Data provided:
=-=-=

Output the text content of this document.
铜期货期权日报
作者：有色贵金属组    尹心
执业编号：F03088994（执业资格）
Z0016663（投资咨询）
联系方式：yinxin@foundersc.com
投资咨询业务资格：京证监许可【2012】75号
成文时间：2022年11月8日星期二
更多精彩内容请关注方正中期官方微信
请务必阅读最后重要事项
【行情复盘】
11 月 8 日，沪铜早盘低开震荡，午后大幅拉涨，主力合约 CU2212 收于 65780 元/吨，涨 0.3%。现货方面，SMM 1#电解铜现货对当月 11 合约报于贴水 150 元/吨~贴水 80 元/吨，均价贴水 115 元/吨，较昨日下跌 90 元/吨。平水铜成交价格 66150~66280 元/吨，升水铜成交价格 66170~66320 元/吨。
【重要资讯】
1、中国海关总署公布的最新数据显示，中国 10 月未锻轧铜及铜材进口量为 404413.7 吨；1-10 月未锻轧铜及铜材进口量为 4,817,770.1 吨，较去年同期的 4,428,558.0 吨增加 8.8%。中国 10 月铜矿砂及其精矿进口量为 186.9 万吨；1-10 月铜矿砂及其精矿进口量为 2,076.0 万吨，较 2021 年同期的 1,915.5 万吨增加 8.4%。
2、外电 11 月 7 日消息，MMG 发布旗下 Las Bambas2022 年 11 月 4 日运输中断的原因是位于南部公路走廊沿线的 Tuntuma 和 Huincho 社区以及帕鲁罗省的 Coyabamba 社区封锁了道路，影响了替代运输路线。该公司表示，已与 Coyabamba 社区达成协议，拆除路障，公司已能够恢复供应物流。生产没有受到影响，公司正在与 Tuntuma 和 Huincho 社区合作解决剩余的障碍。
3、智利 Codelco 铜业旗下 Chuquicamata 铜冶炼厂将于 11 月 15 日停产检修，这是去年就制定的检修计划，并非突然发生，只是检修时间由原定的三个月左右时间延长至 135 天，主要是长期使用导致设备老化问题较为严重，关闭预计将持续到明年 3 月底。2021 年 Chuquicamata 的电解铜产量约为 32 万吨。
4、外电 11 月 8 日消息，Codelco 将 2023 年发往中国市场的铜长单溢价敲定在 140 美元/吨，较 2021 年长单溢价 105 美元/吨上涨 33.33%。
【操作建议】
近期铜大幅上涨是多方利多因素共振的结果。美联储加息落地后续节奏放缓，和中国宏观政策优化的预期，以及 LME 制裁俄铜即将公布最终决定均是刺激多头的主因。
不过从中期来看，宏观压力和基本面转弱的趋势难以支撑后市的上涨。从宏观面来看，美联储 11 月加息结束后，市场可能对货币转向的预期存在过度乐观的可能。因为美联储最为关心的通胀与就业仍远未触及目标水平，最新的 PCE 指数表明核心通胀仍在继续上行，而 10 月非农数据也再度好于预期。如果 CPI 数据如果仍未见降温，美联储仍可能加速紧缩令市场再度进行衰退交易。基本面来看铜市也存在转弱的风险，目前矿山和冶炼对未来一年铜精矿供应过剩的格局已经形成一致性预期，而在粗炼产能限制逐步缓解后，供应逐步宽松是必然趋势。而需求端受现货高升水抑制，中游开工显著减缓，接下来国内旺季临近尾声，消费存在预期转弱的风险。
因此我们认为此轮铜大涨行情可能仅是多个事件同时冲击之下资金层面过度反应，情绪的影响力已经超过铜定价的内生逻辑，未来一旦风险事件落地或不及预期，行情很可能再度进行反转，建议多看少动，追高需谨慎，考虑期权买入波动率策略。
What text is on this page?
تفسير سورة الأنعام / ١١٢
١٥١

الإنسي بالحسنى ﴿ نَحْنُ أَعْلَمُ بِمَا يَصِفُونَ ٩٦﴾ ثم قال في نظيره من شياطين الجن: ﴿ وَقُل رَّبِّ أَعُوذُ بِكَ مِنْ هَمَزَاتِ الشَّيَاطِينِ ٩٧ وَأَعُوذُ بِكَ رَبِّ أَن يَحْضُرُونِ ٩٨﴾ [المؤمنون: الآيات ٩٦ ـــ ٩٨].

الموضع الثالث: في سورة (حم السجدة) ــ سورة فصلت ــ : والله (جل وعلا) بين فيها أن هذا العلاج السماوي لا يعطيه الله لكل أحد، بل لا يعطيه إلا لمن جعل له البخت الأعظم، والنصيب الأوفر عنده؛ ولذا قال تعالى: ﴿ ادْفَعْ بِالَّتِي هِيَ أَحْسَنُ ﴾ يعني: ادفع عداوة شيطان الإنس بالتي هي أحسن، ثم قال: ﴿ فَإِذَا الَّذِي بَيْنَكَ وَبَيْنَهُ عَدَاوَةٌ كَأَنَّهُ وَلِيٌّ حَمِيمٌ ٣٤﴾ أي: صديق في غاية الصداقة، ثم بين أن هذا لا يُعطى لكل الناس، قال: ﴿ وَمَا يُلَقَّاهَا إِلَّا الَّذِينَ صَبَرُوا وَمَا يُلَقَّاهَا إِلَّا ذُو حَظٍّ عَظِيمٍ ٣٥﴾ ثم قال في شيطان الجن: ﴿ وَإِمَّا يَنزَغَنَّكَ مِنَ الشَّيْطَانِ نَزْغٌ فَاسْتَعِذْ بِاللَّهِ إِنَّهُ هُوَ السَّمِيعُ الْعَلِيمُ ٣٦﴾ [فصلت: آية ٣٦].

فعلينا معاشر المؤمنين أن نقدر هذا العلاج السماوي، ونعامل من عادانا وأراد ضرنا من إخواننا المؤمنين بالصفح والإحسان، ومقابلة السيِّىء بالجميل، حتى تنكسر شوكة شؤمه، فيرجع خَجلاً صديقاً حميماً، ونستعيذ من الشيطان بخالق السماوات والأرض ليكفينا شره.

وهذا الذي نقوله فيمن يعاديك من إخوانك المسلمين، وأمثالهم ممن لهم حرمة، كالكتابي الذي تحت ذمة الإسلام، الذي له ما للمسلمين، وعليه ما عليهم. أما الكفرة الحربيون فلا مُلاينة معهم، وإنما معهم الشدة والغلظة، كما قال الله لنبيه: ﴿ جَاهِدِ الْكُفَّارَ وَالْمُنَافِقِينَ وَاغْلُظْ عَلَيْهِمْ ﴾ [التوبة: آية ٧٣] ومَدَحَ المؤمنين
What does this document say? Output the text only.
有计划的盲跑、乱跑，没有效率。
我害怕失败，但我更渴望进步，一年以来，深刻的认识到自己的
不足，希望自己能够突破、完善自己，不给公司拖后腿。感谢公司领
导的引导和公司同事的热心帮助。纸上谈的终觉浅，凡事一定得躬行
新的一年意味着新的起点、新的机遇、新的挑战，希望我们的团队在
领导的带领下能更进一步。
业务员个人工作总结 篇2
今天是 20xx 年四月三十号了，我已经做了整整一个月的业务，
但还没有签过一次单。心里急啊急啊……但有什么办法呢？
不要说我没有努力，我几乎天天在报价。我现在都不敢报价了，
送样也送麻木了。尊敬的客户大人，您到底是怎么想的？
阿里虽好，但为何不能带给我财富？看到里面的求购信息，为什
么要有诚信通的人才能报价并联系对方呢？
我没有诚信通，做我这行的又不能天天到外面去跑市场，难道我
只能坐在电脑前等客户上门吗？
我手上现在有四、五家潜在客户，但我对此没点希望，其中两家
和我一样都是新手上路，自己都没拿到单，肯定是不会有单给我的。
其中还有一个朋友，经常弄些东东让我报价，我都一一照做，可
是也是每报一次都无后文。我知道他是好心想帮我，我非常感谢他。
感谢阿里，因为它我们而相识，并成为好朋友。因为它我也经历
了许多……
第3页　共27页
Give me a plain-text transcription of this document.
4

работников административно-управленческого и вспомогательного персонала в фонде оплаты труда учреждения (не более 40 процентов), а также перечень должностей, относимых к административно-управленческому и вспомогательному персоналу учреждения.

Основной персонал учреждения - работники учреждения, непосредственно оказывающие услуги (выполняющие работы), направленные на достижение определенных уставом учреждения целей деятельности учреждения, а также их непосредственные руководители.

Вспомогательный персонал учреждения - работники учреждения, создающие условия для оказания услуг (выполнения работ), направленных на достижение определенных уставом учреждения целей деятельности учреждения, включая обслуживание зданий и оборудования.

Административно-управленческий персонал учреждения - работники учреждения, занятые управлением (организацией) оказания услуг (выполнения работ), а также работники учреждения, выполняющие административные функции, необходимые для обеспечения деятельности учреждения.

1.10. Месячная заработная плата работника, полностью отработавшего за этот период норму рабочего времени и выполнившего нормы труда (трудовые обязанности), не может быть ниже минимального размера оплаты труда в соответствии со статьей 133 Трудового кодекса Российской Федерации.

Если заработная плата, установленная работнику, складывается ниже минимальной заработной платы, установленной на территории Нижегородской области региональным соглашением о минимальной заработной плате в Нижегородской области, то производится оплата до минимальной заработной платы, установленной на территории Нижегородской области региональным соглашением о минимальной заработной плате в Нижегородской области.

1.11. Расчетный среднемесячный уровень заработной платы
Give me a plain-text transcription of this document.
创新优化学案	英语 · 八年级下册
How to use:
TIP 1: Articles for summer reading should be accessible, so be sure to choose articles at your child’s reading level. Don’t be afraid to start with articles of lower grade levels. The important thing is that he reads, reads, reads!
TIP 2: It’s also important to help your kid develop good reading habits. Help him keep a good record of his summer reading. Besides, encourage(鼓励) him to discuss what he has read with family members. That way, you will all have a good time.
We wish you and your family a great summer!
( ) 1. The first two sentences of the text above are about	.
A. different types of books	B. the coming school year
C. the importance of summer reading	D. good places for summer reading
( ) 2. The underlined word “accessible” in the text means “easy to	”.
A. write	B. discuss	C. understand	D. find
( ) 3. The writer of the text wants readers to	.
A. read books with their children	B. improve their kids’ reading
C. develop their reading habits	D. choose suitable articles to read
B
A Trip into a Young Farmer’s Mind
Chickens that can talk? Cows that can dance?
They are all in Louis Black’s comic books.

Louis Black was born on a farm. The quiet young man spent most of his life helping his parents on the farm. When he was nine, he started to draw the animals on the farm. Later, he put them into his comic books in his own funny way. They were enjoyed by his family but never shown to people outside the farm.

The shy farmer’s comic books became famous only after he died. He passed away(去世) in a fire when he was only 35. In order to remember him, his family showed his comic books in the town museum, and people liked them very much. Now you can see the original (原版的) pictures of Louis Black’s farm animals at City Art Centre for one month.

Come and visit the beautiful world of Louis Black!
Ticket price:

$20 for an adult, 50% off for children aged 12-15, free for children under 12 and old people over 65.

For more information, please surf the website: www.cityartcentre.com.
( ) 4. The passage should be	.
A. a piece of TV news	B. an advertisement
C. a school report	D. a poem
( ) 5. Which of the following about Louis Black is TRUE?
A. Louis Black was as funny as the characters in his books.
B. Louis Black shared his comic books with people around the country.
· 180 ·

=-=-=

Given instruction: From the entries above, extract each line containing "should".

Solved exercise:
TIP 1: Articles for summer reading should be accessible, so be sure to choose articles at your child’s reading level. Don’t be afraid to start with articles of lower grade levels. The important thing is that he reads, reads, reads!
( ) 4. The passage should be	.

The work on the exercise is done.